What you will do: Using the listing below, please gather every line containing the word "paid".

Stored records:
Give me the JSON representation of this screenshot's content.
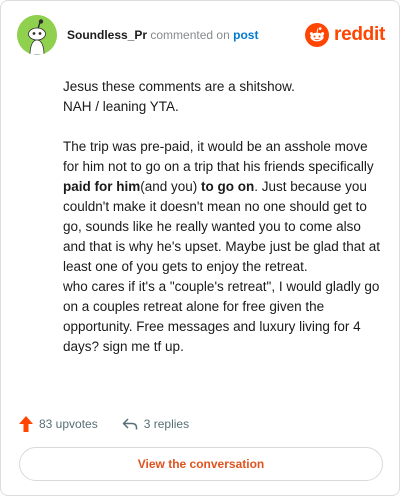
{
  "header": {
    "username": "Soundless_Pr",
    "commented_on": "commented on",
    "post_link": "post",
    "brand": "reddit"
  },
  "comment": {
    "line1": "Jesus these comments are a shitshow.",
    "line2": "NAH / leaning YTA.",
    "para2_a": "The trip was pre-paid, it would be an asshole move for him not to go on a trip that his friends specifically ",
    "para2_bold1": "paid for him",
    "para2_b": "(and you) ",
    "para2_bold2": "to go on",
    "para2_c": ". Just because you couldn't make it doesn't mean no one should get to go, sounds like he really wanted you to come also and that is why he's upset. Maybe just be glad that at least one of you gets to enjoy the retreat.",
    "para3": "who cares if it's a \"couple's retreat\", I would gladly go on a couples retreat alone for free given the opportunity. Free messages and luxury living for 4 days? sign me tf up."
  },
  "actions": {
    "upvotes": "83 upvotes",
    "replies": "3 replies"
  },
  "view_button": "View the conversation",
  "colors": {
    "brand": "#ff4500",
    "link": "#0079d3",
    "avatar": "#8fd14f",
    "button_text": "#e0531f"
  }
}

Task solution:
    "para2_a": "The trip was pre-paid, it would be an asshole move for him not to go on a trip that his friends specifically ",
    "para2_bold1": "paid for him",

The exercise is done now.